[Figure record listings]
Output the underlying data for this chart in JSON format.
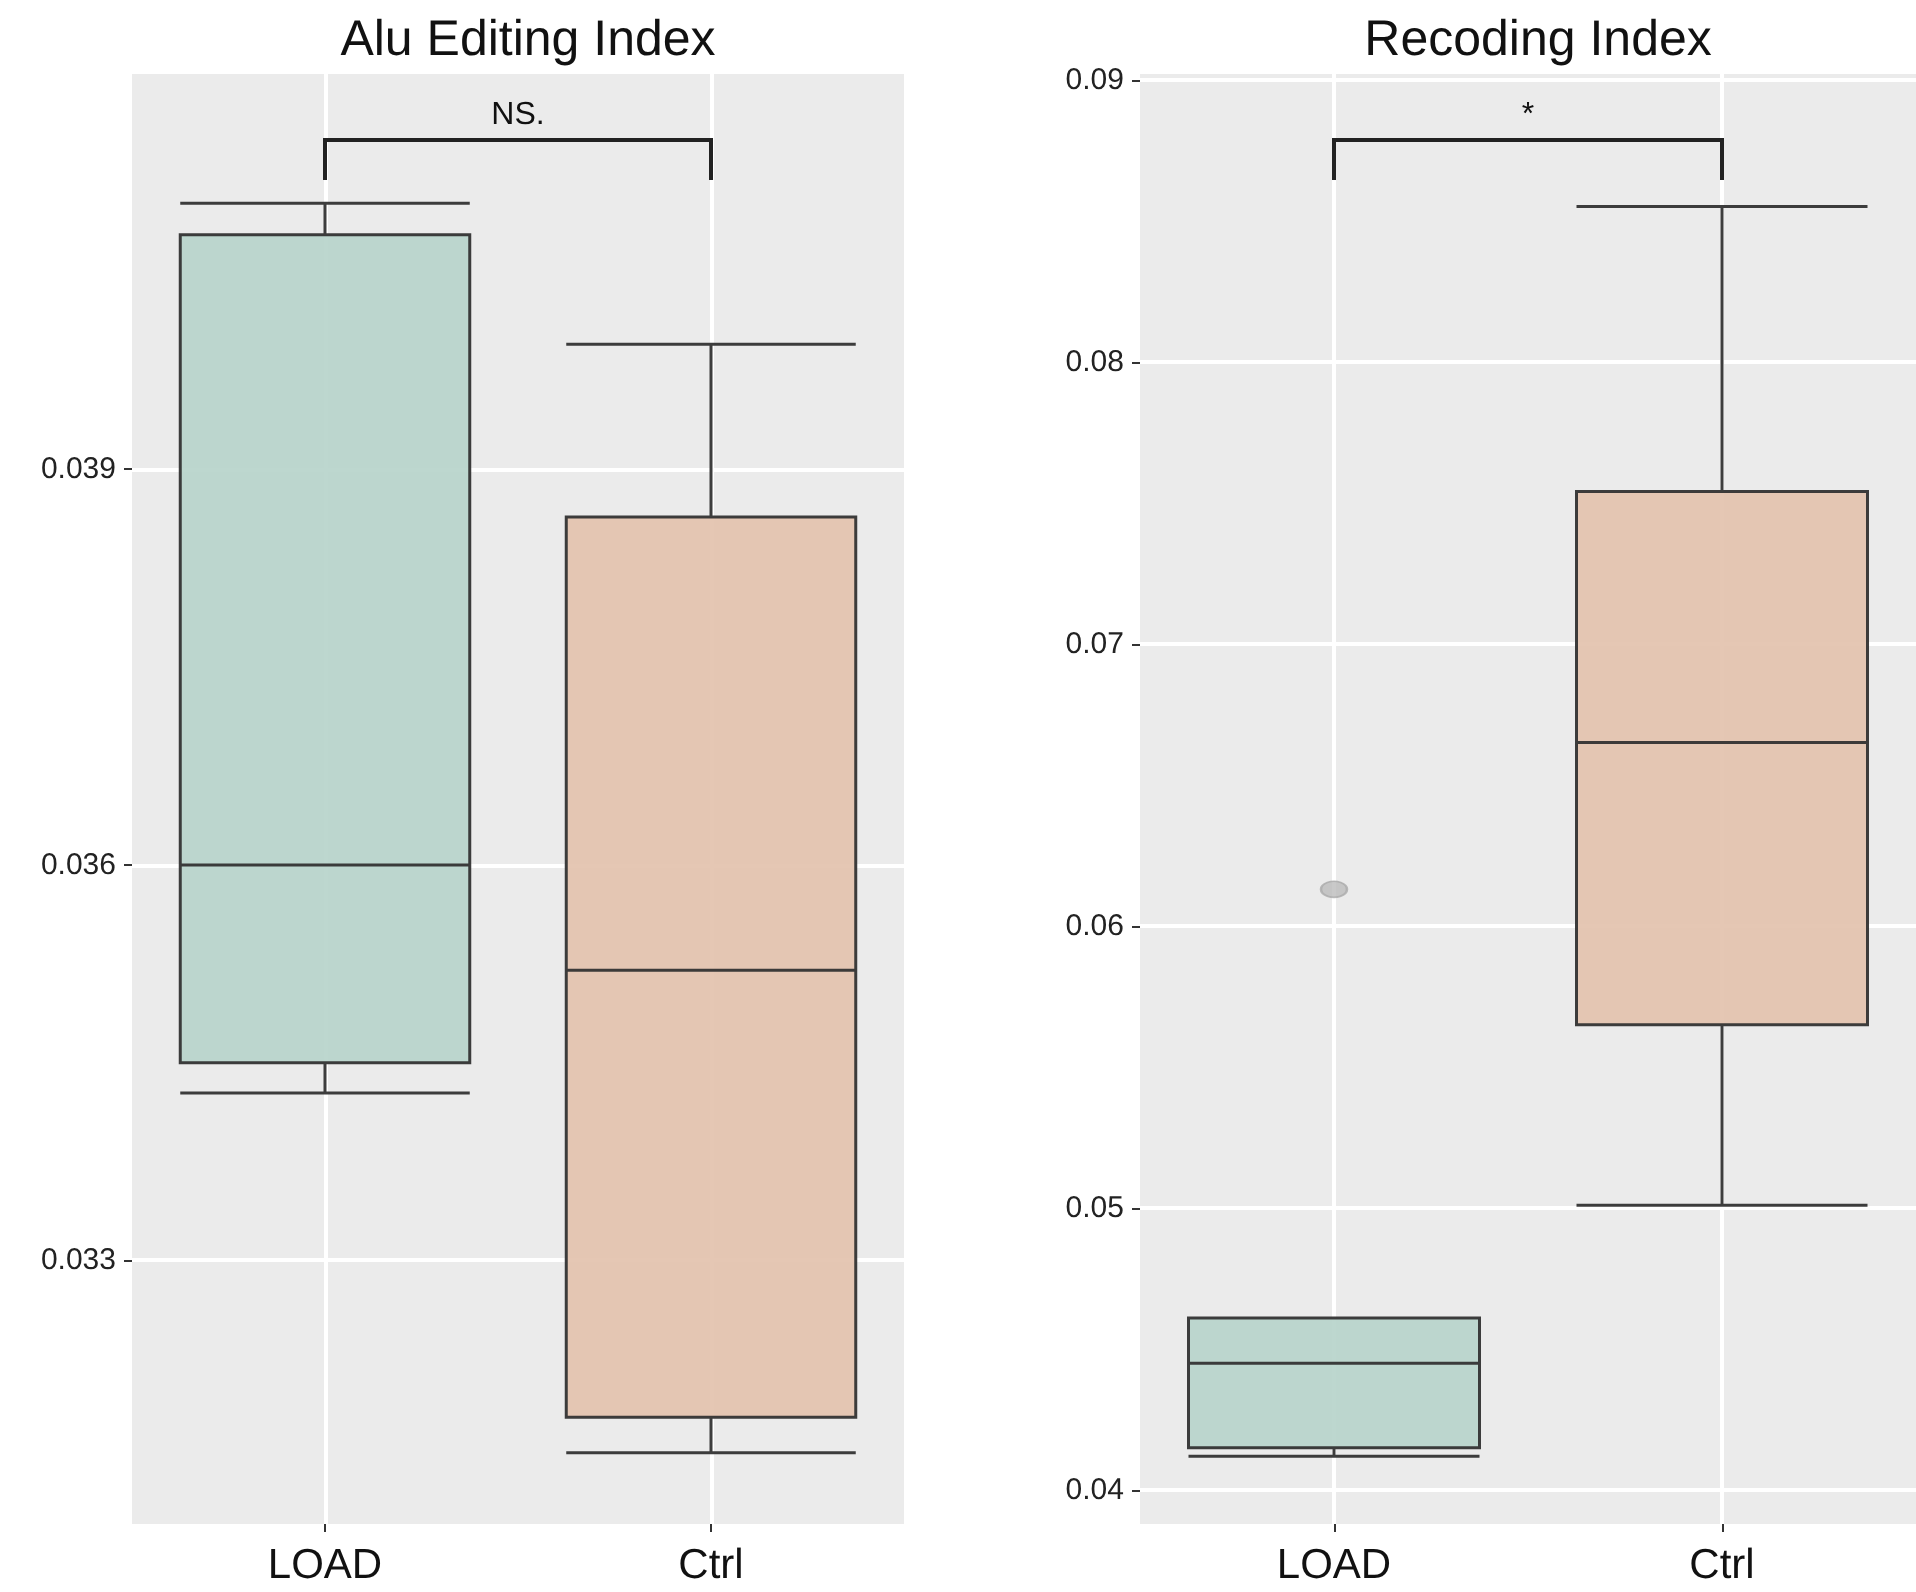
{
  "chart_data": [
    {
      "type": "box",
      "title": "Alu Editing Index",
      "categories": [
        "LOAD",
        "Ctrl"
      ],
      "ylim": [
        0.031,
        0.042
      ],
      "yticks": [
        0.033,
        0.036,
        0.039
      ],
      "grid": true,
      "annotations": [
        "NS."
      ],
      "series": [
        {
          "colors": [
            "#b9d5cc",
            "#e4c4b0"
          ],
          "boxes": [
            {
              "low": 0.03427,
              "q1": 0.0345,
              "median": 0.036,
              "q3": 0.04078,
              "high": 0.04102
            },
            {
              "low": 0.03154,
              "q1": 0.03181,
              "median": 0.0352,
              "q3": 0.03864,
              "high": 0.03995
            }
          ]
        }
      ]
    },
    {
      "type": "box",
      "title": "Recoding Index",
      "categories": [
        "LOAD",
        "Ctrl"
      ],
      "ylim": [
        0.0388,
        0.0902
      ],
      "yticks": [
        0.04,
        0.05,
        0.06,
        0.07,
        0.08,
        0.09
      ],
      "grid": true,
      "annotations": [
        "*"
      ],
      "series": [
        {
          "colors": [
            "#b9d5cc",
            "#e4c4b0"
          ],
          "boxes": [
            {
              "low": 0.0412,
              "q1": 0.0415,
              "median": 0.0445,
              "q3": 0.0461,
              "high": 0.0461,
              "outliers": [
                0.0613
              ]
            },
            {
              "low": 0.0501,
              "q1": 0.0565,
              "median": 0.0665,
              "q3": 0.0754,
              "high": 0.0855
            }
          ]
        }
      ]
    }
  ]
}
==
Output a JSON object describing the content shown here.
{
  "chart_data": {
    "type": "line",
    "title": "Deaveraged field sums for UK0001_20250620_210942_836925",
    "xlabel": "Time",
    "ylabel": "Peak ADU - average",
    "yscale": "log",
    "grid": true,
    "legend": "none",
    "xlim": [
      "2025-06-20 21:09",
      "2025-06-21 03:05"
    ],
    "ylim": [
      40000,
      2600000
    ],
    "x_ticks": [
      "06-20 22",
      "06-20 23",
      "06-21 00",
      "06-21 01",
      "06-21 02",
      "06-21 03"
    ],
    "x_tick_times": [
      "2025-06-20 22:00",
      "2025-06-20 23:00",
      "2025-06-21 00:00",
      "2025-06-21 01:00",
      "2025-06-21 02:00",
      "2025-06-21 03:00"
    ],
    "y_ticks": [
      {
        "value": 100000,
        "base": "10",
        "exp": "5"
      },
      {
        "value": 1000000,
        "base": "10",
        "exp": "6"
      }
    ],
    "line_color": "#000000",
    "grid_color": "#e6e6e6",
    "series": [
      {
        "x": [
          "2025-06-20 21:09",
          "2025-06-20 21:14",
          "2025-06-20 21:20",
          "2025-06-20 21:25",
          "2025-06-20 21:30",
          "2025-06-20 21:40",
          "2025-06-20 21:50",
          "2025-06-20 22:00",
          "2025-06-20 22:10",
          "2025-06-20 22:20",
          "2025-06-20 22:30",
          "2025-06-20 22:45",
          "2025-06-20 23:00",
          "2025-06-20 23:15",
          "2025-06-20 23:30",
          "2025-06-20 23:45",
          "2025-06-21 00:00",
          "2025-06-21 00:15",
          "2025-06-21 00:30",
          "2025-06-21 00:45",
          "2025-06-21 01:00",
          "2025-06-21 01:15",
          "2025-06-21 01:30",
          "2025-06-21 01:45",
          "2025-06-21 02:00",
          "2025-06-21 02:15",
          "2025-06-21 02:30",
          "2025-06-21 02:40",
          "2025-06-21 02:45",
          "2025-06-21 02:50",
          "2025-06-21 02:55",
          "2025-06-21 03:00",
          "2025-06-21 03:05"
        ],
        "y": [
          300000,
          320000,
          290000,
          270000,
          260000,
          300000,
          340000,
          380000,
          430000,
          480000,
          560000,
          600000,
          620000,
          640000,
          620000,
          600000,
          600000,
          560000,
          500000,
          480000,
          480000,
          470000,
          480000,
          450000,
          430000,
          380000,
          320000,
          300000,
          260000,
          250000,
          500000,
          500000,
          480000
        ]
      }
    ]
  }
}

### Given instruction:
Check every line for "title" and show the ones that have it.

### The completed task:
      "title": "Alu Editing Index",
      "title": "Recoding Index",
    "title": "Deaveraged field sums for UK0001_20250620_210942_836925",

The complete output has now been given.